**TO DO**
Count how many lines in the material below hold the word "image"; the reply is that number alone.

_ _ _ _

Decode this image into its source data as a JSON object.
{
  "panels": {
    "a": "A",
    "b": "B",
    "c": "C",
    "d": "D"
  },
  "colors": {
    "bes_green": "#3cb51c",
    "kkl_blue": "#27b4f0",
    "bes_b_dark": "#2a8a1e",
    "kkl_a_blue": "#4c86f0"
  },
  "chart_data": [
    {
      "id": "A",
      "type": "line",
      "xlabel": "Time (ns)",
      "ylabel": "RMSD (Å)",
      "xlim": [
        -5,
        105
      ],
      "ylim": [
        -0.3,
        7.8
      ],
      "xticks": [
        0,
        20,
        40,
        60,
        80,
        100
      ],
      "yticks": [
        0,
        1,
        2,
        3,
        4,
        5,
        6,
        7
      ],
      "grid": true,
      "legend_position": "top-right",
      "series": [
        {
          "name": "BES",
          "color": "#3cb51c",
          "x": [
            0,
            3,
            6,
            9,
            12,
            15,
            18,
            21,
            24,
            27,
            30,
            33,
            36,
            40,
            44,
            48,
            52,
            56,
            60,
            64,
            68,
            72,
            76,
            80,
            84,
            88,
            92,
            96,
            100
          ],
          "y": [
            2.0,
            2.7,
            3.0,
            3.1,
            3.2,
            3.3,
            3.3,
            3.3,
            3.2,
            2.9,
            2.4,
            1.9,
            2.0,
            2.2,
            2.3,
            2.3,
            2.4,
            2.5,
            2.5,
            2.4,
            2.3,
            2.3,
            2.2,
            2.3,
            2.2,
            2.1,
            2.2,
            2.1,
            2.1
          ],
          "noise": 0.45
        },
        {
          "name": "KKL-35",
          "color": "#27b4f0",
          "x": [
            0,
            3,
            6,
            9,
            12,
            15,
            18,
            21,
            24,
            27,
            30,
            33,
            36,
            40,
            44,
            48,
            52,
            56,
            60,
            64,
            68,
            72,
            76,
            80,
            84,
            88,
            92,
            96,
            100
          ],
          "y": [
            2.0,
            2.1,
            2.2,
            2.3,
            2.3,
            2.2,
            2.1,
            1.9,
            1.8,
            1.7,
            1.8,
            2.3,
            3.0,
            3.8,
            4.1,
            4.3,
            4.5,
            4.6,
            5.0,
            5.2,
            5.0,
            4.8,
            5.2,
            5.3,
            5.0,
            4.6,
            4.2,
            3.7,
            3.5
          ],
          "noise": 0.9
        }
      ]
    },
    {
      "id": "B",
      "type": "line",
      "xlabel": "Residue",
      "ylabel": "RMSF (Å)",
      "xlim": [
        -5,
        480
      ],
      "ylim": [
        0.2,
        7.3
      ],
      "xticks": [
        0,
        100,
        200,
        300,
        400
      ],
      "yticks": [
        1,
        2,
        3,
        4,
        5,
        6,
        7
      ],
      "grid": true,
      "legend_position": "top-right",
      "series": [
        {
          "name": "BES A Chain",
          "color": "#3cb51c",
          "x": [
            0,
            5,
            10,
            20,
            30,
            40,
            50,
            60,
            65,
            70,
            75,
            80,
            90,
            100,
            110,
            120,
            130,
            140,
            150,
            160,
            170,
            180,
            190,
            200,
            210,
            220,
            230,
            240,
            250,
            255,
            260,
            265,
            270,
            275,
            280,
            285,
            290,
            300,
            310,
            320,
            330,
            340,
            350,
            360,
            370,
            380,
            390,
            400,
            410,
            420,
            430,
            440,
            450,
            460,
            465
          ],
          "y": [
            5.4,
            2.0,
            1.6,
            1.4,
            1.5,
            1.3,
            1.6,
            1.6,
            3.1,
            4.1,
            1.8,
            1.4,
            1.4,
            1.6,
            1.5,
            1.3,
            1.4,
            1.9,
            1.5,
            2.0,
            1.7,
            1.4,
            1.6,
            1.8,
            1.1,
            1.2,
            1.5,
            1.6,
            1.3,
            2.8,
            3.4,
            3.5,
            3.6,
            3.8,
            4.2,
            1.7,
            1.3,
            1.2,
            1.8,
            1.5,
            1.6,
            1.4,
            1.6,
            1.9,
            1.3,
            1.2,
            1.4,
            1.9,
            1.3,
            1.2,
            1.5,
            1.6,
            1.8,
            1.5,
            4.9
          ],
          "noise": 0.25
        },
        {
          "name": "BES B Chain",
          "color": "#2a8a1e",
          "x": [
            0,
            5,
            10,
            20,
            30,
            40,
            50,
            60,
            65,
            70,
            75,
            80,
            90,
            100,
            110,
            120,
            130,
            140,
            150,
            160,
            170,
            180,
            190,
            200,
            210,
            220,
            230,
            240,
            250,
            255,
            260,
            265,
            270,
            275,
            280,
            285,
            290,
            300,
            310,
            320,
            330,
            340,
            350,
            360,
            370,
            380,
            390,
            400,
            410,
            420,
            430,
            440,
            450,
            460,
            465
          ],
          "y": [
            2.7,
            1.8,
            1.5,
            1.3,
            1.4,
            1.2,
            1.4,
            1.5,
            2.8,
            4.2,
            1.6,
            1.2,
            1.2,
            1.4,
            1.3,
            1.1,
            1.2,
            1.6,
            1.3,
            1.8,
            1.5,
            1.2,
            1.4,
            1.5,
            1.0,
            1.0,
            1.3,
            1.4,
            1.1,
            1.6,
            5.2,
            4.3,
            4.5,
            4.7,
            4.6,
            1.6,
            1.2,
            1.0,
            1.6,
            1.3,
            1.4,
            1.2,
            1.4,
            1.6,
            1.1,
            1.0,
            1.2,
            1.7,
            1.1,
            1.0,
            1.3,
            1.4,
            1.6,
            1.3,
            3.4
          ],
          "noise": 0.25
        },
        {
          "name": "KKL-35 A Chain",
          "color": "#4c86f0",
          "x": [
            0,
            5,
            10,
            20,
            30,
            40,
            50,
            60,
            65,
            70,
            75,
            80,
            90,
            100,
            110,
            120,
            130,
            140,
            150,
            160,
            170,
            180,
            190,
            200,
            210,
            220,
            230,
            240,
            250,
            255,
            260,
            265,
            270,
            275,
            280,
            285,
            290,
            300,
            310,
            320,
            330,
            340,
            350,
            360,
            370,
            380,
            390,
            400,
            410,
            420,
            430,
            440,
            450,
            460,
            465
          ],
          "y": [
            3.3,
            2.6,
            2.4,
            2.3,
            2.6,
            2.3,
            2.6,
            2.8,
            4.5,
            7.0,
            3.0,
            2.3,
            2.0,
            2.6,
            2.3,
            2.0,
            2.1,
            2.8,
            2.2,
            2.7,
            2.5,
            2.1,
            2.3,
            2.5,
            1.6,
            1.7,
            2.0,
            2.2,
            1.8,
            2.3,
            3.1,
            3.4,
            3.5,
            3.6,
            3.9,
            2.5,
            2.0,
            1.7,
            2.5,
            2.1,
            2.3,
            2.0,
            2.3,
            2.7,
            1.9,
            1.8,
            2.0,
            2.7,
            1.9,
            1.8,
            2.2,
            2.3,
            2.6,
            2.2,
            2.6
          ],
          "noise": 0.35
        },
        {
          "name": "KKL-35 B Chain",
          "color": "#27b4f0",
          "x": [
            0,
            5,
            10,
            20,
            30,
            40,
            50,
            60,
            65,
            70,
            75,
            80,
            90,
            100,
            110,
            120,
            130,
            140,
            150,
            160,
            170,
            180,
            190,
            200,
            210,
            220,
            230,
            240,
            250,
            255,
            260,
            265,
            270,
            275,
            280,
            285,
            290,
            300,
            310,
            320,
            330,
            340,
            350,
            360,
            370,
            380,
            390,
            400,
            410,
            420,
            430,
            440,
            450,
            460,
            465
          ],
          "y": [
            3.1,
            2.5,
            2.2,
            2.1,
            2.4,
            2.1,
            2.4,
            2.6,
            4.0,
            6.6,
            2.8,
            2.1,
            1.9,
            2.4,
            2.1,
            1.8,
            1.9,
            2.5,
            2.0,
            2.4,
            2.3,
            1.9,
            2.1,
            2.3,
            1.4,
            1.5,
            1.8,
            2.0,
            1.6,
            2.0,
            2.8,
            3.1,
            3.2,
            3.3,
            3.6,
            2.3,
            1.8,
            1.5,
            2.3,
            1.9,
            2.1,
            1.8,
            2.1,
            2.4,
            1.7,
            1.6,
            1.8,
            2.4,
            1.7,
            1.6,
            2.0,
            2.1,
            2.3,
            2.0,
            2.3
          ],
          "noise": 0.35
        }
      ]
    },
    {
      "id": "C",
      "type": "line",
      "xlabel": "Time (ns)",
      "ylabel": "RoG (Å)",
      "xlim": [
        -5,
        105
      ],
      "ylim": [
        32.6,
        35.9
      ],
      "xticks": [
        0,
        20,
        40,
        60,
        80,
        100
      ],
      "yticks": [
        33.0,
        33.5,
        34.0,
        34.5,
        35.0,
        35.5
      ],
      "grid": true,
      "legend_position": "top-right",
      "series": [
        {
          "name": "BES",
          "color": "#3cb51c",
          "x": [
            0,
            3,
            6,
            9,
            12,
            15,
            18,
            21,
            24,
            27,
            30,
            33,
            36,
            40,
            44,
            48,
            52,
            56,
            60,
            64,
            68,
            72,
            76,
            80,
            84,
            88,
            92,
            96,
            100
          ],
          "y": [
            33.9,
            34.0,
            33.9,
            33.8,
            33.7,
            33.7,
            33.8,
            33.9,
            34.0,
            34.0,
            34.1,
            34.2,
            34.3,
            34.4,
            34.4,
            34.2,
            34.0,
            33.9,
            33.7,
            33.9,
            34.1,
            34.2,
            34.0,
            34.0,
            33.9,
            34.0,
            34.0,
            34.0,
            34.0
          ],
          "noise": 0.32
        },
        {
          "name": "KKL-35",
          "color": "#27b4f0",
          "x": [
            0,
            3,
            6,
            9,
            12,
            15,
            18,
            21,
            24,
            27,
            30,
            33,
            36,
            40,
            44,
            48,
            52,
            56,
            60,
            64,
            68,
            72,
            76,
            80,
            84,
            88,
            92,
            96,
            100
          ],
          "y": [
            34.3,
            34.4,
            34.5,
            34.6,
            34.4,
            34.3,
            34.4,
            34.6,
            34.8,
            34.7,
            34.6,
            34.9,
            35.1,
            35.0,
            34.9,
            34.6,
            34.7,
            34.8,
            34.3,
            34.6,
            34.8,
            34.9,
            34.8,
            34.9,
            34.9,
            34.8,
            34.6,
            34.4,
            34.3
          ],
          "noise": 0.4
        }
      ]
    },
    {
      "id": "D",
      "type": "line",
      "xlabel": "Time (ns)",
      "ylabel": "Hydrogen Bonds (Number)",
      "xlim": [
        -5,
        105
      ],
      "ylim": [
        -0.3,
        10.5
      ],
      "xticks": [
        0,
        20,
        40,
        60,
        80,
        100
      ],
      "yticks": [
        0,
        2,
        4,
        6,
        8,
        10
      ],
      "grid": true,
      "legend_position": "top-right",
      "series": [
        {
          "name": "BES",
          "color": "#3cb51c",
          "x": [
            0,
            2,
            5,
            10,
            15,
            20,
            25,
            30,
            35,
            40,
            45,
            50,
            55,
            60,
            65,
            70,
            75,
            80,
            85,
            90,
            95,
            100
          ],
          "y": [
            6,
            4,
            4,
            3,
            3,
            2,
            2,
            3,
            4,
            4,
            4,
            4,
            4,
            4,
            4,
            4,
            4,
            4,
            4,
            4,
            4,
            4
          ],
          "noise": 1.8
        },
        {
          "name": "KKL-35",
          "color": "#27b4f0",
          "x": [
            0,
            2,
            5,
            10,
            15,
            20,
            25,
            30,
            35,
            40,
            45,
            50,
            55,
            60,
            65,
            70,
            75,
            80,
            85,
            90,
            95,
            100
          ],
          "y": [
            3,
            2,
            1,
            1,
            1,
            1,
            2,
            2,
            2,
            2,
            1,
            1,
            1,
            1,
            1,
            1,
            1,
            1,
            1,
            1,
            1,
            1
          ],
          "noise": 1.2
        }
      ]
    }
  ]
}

_ _ _ _

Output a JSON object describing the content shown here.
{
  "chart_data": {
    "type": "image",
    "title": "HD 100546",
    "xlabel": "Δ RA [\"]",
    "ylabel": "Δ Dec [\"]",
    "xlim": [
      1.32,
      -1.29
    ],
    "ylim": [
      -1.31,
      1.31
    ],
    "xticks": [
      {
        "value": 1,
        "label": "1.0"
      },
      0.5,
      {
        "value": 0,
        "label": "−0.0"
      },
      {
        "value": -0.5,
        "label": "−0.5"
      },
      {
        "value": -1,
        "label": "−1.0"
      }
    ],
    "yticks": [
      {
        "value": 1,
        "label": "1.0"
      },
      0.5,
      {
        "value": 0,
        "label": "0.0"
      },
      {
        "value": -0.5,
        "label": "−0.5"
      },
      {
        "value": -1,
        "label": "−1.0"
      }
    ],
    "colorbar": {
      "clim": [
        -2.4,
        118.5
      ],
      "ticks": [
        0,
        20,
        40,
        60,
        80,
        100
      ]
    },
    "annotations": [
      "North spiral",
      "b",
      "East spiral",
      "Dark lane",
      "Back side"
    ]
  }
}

_ _ _ _

**WRITTEN RESPONSE**
2